→ **Instructions for the task**
Repeat every entry word for word, skipping the pictures.

→ **Supplied information**
* START *
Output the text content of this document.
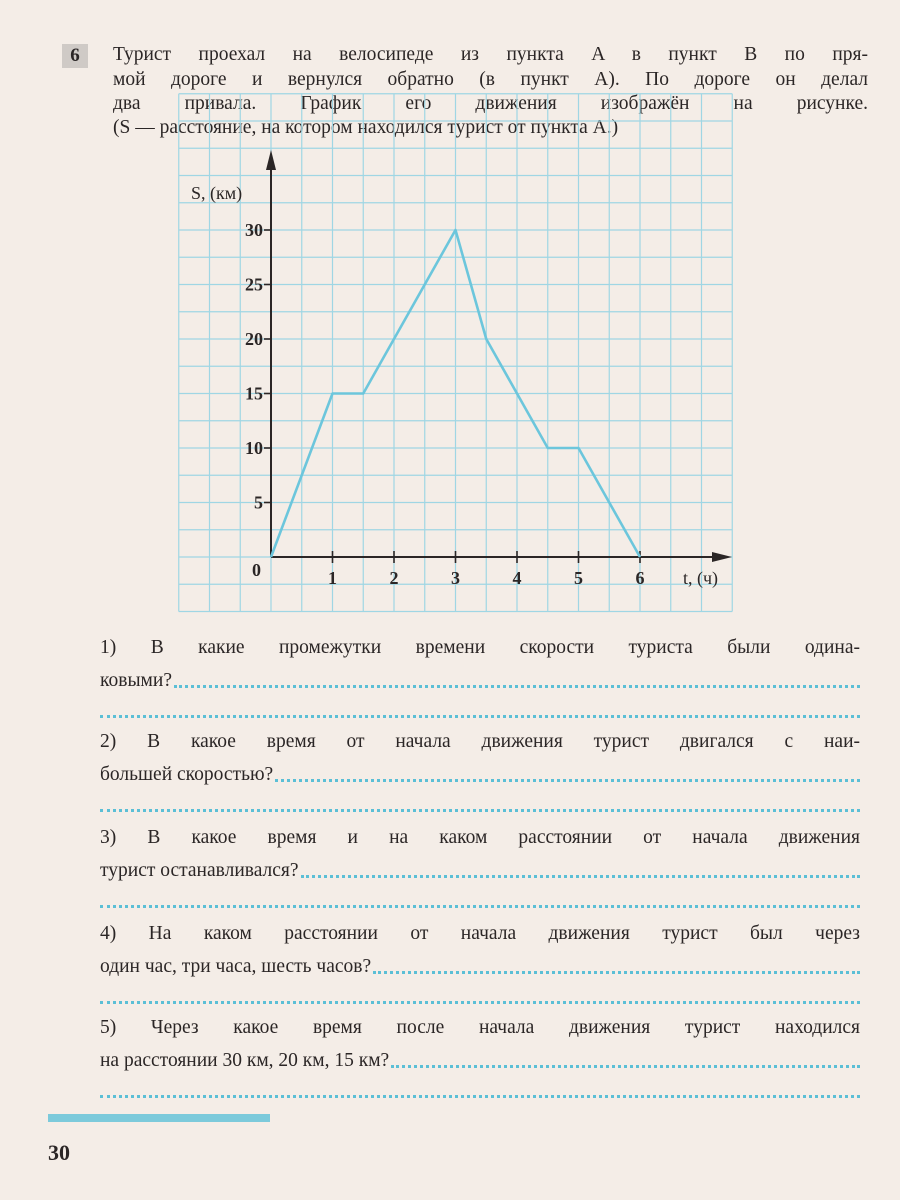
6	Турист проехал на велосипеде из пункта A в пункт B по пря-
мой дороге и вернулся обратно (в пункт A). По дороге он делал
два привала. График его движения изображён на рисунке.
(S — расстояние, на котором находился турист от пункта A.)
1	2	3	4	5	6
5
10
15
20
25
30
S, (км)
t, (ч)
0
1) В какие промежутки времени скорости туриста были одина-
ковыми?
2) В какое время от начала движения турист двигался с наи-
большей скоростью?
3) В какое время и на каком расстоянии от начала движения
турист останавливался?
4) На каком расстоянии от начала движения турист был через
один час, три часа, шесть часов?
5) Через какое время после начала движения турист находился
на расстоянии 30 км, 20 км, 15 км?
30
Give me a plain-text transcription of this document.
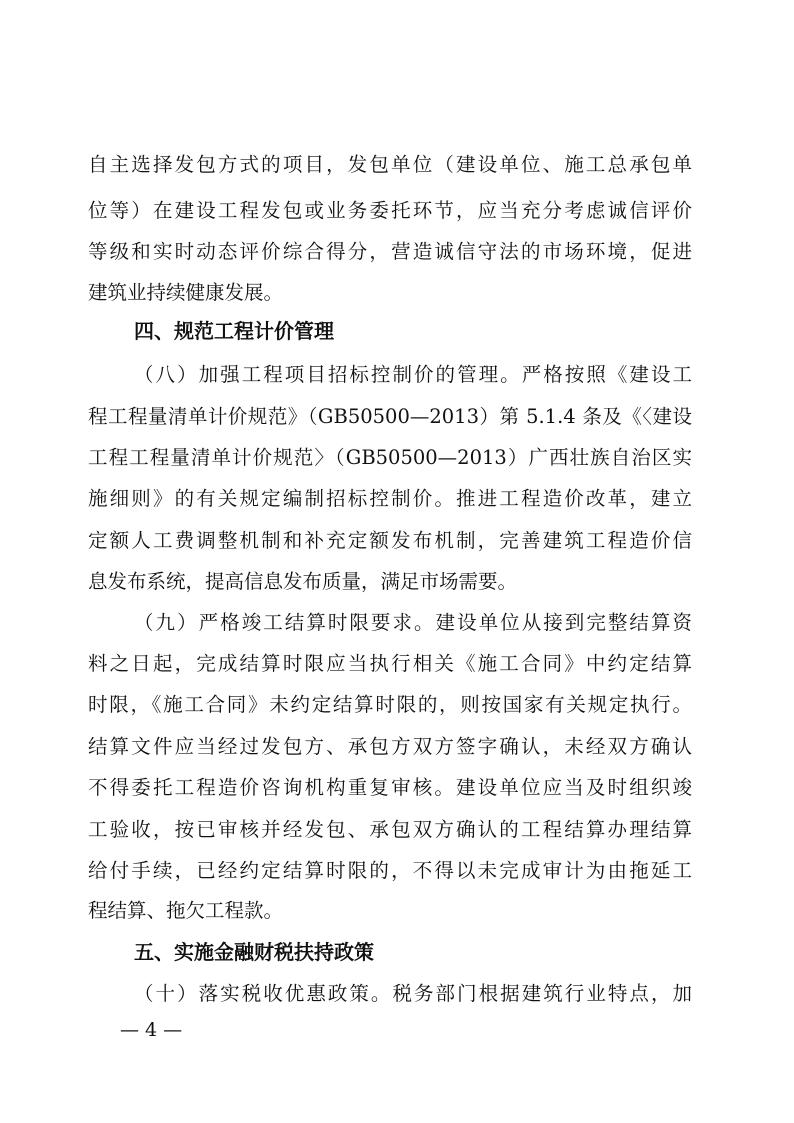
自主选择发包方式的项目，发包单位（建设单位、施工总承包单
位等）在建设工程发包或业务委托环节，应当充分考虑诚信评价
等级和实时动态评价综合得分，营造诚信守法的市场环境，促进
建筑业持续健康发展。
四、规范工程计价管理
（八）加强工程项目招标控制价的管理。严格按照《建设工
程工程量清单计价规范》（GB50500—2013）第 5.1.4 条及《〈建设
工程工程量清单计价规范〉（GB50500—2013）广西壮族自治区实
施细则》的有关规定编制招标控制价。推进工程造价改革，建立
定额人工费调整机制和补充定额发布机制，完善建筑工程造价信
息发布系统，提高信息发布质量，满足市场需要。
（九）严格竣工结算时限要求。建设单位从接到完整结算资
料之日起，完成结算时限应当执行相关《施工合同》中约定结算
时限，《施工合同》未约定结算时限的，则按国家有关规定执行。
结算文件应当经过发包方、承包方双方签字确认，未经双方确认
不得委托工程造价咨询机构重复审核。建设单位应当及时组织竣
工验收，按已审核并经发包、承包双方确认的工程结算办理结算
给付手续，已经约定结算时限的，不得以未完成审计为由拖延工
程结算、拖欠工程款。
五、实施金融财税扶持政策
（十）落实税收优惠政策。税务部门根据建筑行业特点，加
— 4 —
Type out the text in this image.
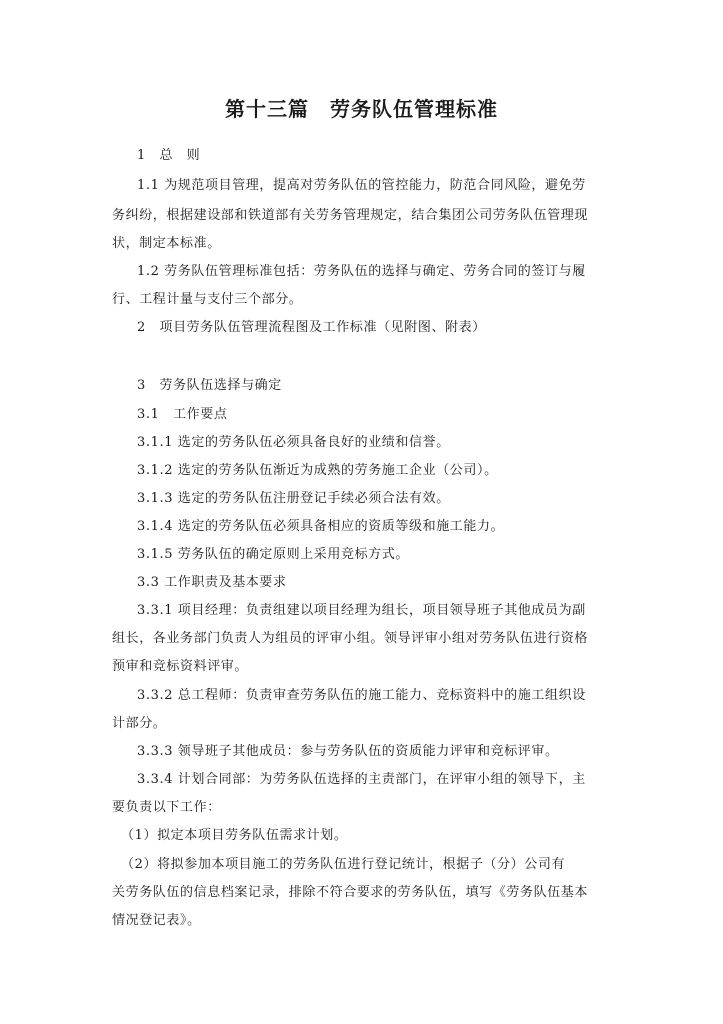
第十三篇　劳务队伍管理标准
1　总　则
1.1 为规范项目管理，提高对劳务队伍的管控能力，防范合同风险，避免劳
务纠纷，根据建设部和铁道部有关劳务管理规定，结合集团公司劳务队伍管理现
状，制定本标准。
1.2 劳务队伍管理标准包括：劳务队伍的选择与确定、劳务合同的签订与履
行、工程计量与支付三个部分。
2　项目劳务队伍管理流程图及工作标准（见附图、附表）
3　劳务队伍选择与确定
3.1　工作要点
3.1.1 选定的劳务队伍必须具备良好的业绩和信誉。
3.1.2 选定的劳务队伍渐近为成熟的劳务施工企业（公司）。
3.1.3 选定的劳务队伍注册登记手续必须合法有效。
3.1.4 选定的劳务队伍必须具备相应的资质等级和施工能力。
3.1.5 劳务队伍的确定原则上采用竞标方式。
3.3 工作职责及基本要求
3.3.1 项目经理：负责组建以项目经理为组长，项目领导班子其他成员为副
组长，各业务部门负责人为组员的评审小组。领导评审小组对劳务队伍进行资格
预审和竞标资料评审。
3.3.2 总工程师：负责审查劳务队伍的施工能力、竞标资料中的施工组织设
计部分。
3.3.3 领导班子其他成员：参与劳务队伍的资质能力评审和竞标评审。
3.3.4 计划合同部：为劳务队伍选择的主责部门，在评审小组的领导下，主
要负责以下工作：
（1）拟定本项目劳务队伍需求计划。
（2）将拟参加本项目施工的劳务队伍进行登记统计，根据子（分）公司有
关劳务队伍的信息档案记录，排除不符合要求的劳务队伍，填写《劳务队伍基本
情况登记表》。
* END *
→ **Solution to this task**
Output the text content of this document.
6	Турист проехал на велосипеде из пункта A в пункт B по пря-
мой дороге и вернулся обратно (в пункт A). По дороге он делал
два привала. График его движения изображён на рисунке.
(S — расстояние, на котором находился турист от пункта A.)
1	2	3	4	5	6
5
10
15
20
25
30
S, (км)
t, (ч)
0
1) В какие промежутки времени скорости туриста были одина-
ковыми?
2) В какое время от начала движения турист двигался с наи-
большей скоростью?
3) В какое время и на каком расстоянии от начала движения
турист останавливался?
4) На каком расстоянии от начала движения турист был через
один час, три часа, шесть часов?
5) Через какое время после начала движения турист находился
на расстоянии 30 км, 20 км, 15 км?
30
Give me a plain-text transcription of this document.
自主选择发包方式的项目，发包单位（建设单位、施工总承包单
位等）在建设工程发包或业务委托环节，应当充分考虑诚信评价
等级和实时动态评价综合得分，营造诚信守法的市场环境，促进
建筑业持续健康发展。
四、规范工程计价管理
（八）加强工程项目招标控制价的管理。严格按照《建设工
程工程量清单计价规范》（GB50500—2013）第 5.1.4 条及《〈建设
工程工程量清单计价规范〉（GB50500—2013）广西壮族自治区实
施细则》的有关规定编制招标控制价。推进工程造价改革，建立
定额人工费调整机制和补充定额发布机制，完善建筑工程造价信
息发布系统，提高信息发布质量，满足市场需要。
（九）严格竣工结算时限要求。建设单位从接到完整结算资
料之日起，完成结算时限应当执行相关《施工合同》中约定结算
时限，《施工合同》未约定结算时限的，则按国家有关规定执行。
结算文件应当经过发包方、承包方双方签字确认，未经双方确认
不得委托工程造价咨询机构重复审核。建设单位应当及时组织竣
工验收，按已审核并经发包、承包双方确认的工程结算办理结算
给付手续，已经约定结算时限的，不得以未完成审计为由拖延工
程结算、拖欠工程款。
五、实施金融财税扶持政策
（十）落实税收优惠政策。税务部门根据建筑行业特点，加
— 4 —
Type out the text in this image.
第十三篇　劳务队伍管理标准
1　总　则
1.1 为规范项目管理，提高对劳务队伍的管控能力，防范合同风险，避免劳
务纠纷，根据建设部和铁道部有关劳务管理规定，结合集团公司劳务队伍管理现
状，制定本标准。
1.2 劳务队伍管理标准包括：劳务队伍的选择与确定、劳务合同的签订与履
行、工程计量与支付三个部分。
2　项目劳务队伍管理流程图及工作标准（见附图、附表）
3　劳务队伍选择与确定
3.1　工作要点
3.1.1 选定的劳务队伍必须具备良好的业绩和信誉。
3.1.2 选定的劳务队伍渐近为成熟的劳务施工企业（公司）。
3.1.3 选定的劳务队伍注册登记手续必须合法有效。
3.1.4 选定的劳务队伍必须具备相应的资质等级和施工能力。
3.1.5 劳务队伍的确定原则上采用竞标方式。
3.3 工作职责及基本要求
3.3.1 项目经理：负责组建以项目经理为组长，项目领导班子其他成员为副
组长，各业务部门负责人为组员的评审小组。领导评审小组对劳务队伍进行资格
预审和竞标资料评审。
3.3.2 总工程师：负责审查劳务队伍的施工能力、竞标资料中的施工组织设
计部分。
3.3.3 领导班子其他成员：参与劳务队伍的资质能力评审和竞标评审。
3.3.4 计划合同部：为劳务队伍选择的主责部门，在评审小组的领导下，主
要负责以下工作：
（1）拟定本项目劳务队伍需求计划。
（2）将拟参加本项目施工的劳务队伍进行登记统计，根据子（分）公司有
关劳务队伍的信息档案记录，排除不符合要求的劳务队伍，填写《劳务队伍基本
情况登记表》。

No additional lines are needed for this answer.